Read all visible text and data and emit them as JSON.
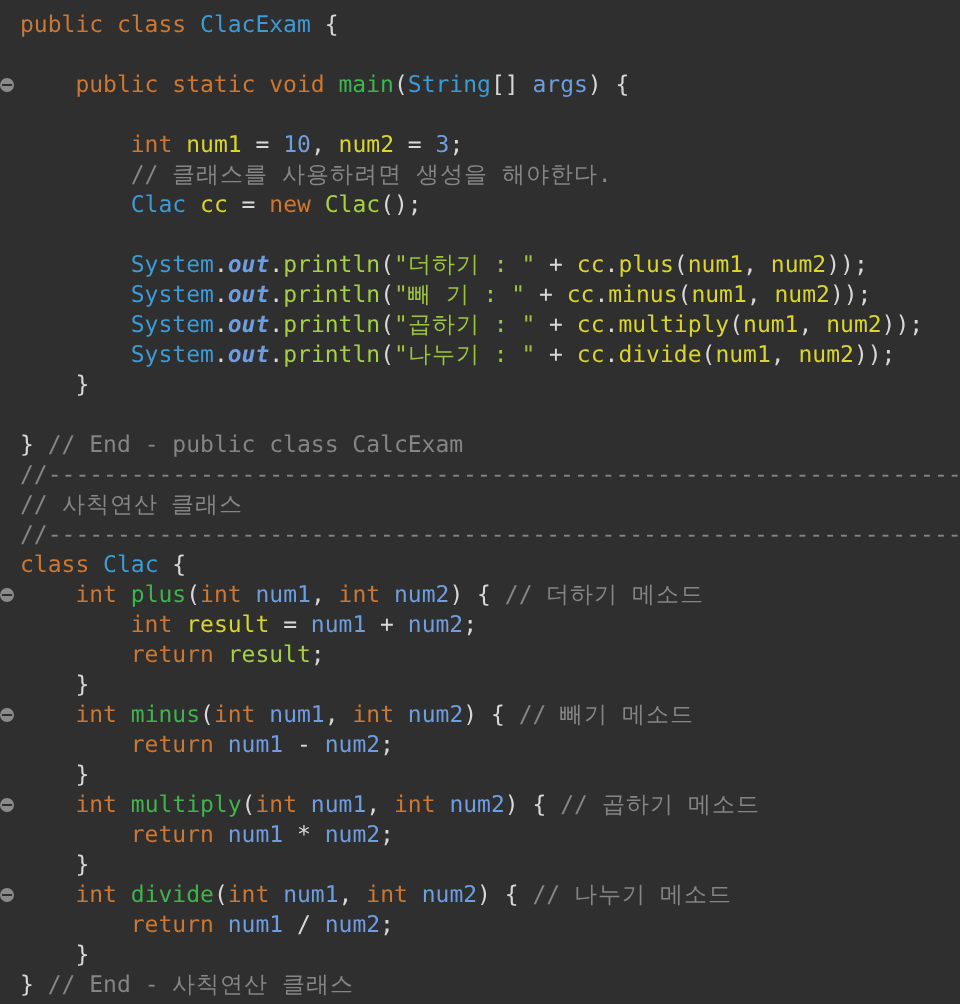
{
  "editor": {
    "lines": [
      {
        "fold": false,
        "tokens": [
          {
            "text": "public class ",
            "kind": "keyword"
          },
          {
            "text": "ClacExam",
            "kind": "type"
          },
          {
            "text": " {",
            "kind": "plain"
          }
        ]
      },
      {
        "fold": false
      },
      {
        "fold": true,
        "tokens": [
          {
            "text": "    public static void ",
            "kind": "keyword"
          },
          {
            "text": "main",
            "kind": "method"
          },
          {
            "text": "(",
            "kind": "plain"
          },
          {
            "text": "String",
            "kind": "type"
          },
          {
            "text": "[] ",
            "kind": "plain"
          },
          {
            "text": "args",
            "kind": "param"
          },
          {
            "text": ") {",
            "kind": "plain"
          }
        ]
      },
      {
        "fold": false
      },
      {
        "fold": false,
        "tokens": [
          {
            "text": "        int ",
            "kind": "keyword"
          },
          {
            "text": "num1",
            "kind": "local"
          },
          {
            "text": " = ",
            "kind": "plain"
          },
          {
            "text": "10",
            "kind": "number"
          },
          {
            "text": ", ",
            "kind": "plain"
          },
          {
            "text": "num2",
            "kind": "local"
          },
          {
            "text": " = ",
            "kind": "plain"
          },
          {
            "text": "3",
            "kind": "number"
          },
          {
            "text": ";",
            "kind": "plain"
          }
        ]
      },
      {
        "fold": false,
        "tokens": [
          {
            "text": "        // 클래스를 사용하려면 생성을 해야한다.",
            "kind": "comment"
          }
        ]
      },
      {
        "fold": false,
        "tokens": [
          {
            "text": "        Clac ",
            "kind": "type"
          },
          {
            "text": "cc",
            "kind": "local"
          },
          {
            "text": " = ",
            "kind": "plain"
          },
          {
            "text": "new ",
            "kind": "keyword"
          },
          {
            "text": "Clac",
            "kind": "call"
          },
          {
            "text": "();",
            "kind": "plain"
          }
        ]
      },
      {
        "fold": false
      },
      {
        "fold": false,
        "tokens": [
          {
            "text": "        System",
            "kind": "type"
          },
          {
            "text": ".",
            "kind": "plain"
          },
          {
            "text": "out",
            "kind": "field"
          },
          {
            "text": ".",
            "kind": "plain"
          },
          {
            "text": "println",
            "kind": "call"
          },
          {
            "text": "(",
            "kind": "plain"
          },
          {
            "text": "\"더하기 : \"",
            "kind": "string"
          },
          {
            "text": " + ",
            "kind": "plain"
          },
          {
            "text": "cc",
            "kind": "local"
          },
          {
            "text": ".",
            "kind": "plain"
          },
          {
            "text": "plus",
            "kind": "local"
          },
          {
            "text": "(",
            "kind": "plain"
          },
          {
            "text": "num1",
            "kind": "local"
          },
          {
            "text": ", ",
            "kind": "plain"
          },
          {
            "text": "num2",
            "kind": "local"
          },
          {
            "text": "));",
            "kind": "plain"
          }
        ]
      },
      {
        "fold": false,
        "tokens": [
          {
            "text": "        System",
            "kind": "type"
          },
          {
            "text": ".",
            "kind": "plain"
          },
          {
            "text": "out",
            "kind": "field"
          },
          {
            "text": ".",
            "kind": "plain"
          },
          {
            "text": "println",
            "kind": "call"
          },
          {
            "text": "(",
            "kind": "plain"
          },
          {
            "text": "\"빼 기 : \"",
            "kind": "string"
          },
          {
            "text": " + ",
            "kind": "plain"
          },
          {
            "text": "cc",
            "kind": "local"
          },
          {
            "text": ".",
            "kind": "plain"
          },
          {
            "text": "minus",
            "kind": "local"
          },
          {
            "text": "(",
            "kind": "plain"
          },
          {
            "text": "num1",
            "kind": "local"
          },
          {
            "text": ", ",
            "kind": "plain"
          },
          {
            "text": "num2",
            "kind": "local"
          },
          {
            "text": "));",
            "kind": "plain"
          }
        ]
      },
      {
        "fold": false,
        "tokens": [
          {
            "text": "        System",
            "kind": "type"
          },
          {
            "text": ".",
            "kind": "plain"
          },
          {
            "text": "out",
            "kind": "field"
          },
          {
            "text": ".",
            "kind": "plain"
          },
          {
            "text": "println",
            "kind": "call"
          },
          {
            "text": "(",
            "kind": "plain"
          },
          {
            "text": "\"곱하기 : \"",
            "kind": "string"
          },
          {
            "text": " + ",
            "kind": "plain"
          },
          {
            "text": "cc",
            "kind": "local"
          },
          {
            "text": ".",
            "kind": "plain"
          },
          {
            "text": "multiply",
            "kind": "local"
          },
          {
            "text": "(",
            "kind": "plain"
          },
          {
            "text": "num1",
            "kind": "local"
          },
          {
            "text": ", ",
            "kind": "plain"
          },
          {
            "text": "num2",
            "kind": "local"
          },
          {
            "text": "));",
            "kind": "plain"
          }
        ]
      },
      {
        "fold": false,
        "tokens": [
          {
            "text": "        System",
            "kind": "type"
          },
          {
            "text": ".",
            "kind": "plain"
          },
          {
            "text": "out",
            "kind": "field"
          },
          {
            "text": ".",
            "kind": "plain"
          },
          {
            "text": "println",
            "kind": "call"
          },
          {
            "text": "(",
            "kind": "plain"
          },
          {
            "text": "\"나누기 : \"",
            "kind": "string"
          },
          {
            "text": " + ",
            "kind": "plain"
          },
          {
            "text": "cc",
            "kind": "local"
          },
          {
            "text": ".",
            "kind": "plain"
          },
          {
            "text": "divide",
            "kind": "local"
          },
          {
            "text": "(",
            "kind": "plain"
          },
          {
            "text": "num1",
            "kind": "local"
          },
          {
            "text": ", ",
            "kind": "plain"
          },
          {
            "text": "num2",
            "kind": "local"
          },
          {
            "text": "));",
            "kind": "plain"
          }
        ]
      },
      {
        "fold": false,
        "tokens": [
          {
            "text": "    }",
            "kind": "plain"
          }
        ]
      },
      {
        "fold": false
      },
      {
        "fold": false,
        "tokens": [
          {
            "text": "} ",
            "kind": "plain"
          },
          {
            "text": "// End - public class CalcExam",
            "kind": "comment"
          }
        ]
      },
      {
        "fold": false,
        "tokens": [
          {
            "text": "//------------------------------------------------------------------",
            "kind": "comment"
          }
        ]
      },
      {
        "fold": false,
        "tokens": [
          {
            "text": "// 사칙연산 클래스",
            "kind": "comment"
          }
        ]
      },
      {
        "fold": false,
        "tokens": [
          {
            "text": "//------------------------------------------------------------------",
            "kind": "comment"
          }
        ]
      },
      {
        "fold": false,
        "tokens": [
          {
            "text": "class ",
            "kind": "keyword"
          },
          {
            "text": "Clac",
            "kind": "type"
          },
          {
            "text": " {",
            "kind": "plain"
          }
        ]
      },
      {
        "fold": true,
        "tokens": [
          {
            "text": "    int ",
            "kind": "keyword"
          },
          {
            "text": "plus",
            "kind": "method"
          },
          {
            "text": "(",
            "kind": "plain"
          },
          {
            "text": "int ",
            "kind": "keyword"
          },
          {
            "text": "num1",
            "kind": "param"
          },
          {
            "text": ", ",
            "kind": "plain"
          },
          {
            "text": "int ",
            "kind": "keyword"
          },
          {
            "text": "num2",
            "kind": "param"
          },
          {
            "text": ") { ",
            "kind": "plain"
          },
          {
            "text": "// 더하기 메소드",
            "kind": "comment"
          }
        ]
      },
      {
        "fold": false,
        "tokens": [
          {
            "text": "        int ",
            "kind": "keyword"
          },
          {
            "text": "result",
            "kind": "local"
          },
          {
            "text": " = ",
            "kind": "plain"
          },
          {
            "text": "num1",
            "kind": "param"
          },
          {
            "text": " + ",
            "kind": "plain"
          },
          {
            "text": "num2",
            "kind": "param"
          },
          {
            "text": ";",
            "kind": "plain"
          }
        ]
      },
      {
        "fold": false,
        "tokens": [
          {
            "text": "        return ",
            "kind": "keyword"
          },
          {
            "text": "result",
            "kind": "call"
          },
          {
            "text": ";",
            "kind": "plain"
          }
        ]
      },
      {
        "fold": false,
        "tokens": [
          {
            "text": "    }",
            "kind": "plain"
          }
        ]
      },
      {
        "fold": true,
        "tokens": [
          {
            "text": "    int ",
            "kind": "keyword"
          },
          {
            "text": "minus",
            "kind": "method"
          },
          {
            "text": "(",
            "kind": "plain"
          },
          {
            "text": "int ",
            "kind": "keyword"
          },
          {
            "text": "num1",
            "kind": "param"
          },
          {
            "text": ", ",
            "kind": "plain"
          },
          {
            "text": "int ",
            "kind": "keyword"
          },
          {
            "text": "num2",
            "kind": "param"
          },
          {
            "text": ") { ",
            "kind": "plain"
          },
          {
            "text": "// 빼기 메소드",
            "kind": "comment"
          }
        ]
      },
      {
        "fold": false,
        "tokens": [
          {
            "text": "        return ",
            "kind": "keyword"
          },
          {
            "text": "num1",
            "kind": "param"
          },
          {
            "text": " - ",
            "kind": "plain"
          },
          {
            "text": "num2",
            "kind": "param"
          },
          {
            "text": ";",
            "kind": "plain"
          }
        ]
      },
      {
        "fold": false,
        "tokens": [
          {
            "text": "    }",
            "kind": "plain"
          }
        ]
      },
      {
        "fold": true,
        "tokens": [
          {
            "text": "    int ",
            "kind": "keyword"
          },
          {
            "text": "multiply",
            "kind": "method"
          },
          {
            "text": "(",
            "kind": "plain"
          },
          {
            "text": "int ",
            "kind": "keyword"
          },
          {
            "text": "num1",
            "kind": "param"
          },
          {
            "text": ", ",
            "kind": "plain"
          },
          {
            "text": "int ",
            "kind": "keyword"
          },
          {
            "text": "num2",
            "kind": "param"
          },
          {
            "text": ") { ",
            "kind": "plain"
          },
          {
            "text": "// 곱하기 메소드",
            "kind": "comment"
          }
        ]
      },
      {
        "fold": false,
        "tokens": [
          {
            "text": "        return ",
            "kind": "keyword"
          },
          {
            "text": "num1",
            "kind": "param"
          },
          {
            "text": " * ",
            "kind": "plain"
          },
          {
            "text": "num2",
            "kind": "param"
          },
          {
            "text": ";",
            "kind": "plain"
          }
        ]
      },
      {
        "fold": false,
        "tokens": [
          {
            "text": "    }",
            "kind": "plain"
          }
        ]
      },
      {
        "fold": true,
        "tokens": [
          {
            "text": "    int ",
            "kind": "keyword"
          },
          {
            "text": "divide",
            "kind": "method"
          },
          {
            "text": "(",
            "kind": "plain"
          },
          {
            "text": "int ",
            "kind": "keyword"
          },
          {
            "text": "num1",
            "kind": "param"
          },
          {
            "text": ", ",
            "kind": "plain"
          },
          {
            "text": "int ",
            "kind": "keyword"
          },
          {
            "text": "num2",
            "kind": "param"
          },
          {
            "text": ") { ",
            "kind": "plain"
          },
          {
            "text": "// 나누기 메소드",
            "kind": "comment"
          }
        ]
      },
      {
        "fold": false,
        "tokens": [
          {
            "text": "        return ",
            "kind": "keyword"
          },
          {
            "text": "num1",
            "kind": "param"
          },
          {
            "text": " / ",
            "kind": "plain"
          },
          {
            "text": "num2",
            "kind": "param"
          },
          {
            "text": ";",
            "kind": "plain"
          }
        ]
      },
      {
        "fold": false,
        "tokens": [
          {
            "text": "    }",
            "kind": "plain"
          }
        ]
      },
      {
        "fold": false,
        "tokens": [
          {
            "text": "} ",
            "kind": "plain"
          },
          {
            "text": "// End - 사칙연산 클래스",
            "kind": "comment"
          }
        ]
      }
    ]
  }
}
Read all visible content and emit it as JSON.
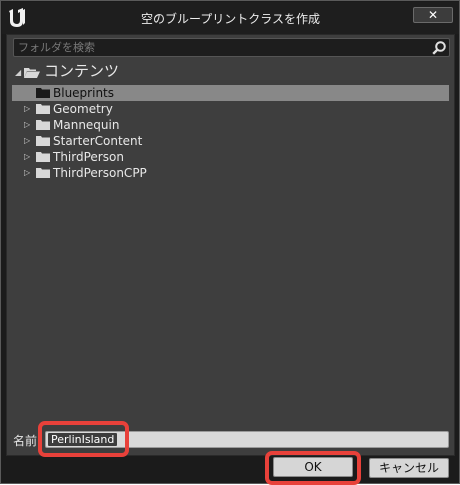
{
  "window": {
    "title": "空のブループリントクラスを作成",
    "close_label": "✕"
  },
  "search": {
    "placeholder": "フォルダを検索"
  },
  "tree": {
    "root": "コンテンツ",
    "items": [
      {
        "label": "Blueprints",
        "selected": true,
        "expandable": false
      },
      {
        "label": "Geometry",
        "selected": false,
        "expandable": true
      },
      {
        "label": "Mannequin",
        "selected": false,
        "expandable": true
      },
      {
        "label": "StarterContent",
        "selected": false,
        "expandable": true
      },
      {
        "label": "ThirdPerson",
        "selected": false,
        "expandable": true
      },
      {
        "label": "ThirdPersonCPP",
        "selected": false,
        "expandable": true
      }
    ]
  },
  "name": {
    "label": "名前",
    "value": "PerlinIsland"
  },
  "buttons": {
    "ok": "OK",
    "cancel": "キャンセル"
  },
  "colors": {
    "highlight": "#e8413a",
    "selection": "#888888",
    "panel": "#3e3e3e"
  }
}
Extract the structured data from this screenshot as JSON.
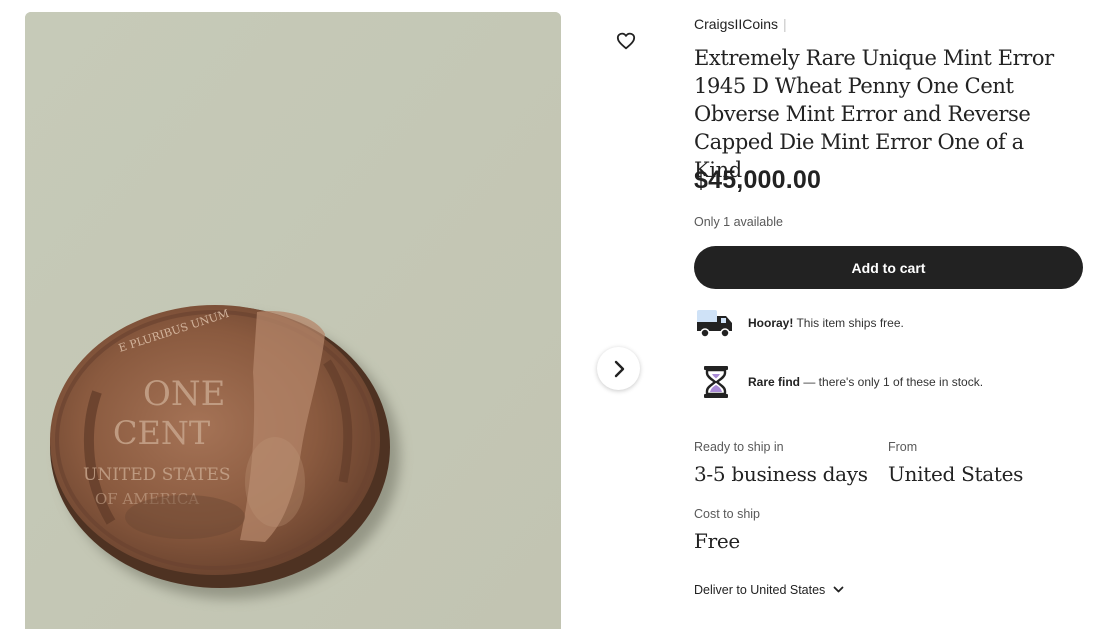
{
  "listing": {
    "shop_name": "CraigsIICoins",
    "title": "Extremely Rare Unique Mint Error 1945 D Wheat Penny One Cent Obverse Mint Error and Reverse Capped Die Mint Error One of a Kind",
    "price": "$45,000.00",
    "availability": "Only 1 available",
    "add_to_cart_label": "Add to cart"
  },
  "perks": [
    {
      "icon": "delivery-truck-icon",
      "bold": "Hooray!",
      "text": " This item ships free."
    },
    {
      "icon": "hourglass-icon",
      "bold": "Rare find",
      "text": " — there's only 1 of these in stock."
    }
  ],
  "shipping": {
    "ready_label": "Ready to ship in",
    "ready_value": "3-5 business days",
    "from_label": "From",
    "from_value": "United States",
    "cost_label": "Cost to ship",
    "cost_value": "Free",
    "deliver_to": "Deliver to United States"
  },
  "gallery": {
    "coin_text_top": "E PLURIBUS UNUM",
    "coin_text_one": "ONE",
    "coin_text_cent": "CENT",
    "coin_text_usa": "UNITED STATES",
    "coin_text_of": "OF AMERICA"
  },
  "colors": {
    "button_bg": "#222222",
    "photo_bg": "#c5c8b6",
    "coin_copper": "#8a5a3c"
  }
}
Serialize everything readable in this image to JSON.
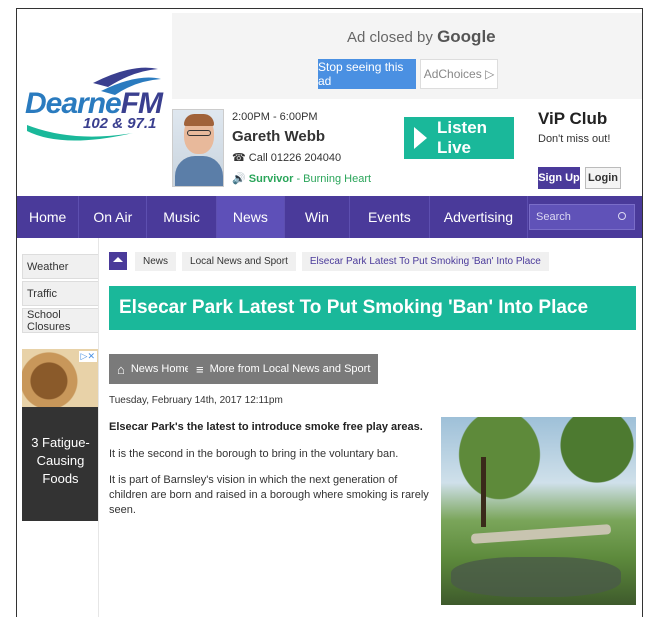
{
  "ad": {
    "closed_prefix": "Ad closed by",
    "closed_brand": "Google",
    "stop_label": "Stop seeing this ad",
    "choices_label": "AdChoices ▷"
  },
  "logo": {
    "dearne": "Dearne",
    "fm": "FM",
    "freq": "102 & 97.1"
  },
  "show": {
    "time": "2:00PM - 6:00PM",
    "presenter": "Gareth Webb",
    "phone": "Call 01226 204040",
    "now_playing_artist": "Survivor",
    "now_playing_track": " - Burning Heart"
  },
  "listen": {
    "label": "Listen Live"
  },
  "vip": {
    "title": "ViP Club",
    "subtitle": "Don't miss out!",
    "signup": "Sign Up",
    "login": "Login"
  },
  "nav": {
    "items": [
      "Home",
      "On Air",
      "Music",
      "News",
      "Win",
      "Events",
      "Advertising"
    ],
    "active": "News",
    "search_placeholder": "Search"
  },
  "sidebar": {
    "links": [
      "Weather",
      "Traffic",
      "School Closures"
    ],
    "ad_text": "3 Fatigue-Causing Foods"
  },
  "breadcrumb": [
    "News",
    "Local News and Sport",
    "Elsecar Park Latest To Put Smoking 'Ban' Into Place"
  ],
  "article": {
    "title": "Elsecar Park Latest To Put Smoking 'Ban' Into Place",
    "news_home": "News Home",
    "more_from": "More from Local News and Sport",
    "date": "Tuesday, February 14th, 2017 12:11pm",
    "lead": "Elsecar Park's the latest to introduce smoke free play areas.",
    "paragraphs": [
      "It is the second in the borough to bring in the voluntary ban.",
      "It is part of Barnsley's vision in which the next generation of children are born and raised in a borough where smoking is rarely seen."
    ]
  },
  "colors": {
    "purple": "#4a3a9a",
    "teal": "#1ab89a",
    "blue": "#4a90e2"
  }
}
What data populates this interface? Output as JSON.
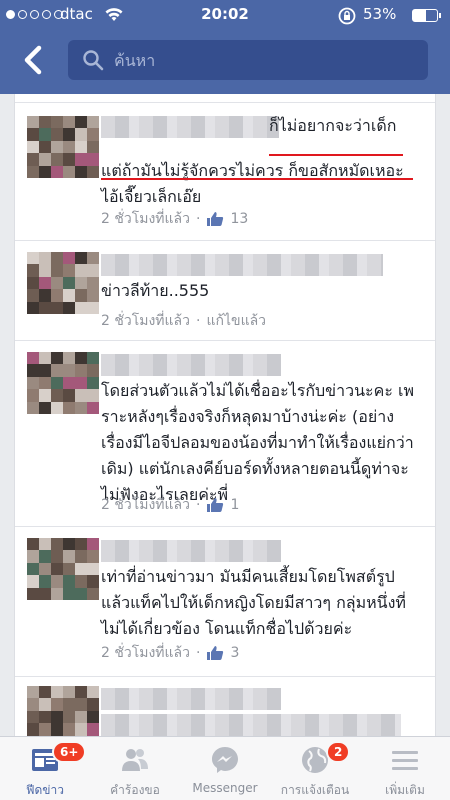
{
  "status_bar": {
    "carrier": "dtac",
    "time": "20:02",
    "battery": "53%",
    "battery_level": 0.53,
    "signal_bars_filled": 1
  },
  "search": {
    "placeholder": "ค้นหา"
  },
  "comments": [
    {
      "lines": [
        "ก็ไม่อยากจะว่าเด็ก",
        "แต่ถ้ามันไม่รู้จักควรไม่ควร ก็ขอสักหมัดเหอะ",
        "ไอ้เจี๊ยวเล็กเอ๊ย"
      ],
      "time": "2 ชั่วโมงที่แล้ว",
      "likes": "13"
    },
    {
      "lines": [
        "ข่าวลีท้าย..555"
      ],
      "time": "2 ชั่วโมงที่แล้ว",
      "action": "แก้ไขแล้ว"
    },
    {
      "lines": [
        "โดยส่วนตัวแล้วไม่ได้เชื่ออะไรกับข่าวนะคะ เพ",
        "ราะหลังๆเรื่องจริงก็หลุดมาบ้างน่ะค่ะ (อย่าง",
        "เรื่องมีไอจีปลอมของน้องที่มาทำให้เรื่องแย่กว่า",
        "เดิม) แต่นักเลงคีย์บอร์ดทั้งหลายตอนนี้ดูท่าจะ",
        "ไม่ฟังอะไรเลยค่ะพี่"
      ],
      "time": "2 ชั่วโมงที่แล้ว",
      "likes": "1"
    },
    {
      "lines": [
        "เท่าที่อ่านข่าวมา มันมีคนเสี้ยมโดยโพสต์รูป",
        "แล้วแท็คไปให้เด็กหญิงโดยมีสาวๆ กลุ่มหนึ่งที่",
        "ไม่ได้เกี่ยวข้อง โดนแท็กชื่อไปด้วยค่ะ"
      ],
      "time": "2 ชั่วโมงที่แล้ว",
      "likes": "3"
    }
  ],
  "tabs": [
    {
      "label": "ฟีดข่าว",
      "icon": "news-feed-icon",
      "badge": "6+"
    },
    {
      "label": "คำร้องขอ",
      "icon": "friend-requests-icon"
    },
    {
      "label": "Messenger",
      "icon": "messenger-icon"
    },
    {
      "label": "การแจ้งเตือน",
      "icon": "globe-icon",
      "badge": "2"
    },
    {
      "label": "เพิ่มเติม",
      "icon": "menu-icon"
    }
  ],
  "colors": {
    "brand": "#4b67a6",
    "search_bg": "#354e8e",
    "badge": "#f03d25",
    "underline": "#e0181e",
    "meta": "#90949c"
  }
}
===============
Give nothing but the count of lines in the listing above that hold the string "class".

3